_What the task asks_
State how many lines of the listing below include the word "frontal". Give only the number.

══════

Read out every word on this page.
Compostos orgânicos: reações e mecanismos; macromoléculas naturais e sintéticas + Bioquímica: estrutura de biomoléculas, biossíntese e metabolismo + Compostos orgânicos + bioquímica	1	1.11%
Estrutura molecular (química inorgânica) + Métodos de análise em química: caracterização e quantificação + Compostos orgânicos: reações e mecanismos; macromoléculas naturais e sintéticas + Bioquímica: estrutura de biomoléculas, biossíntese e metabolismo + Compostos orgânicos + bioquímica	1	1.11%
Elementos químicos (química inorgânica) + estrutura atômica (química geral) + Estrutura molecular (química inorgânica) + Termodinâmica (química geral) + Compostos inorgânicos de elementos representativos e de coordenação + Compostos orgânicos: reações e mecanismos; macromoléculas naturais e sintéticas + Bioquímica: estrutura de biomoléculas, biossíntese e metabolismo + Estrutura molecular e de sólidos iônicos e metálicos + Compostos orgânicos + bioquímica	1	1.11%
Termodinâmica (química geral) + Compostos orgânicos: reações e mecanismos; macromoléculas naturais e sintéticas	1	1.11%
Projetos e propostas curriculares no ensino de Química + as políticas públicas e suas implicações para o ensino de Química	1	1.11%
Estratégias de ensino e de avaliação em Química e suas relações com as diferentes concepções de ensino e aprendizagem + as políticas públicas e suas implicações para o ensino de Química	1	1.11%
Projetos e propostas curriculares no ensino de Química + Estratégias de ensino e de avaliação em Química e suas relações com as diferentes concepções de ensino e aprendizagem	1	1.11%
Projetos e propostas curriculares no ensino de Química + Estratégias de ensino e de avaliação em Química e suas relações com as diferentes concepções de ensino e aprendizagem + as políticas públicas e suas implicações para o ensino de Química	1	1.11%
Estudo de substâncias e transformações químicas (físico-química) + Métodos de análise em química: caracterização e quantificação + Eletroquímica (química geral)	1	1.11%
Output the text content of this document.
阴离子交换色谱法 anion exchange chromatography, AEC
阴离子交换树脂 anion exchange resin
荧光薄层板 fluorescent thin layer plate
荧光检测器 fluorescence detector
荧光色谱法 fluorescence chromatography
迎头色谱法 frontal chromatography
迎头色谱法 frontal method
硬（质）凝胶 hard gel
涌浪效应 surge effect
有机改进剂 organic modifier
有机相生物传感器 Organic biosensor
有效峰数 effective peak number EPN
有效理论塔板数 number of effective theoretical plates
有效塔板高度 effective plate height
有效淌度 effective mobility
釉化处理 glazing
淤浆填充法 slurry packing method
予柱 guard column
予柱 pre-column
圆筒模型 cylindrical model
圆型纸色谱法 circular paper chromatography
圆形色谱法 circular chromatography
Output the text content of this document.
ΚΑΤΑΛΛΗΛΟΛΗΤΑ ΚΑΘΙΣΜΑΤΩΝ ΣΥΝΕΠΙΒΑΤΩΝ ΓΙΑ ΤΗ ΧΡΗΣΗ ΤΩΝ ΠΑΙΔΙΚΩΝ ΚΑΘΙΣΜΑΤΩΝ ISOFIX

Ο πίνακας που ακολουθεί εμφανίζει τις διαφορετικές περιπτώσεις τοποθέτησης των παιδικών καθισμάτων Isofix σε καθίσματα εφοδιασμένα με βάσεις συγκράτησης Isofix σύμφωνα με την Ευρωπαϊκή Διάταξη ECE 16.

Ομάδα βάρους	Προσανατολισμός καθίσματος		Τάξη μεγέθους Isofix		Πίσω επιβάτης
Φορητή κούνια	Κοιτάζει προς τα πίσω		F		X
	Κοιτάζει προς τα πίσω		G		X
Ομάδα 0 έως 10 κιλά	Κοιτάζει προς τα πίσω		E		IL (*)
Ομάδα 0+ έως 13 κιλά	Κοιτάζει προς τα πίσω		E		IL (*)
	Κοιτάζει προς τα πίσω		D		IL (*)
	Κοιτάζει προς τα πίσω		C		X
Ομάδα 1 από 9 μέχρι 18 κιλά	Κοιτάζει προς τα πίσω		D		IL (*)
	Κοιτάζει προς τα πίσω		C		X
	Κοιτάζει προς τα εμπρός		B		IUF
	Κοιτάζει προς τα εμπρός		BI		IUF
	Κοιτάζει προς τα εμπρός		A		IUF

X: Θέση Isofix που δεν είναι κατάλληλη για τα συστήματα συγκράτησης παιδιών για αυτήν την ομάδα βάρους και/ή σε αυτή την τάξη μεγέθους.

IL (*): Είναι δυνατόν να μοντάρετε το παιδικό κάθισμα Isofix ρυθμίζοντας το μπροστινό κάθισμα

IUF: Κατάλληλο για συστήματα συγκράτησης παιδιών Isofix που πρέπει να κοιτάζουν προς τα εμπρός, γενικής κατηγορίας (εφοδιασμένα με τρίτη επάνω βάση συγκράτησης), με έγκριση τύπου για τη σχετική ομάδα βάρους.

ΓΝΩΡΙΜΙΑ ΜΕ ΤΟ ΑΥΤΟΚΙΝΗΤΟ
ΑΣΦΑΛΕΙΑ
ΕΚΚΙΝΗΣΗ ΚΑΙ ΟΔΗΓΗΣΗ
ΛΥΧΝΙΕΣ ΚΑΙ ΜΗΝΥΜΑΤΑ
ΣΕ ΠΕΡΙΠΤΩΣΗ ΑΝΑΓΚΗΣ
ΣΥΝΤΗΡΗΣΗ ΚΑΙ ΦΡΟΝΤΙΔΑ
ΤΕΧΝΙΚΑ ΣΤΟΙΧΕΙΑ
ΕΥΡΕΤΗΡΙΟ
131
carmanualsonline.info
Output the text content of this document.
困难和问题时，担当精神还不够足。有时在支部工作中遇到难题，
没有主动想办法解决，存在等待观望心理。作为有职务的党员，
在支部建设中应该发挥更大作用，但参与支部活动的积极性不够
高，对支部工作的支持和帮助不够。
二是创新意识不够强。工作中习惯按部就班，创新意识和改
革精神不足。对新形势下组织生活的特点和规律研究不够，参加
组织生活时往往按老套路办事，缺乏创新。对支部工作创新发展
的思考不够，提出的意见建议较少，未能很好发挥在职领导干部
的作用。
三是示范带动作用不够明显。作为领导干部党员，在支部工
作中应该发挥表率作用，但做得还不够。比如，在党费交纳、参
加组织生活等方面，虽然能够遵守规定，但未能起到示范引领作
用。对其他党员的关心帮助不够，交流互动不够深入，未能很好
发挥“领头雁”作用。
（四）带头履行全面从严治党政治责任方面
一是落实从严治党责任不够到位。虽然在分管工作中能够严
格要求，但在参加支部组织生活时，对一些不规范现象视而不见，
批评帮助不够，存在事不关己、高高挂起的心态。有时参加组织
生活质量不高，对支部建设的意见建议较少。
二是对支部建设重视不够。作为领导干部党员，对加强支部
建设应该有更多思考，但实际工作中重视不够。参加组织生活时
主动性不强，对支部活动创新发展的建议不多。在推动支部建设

══════

_Response to this exercise_
2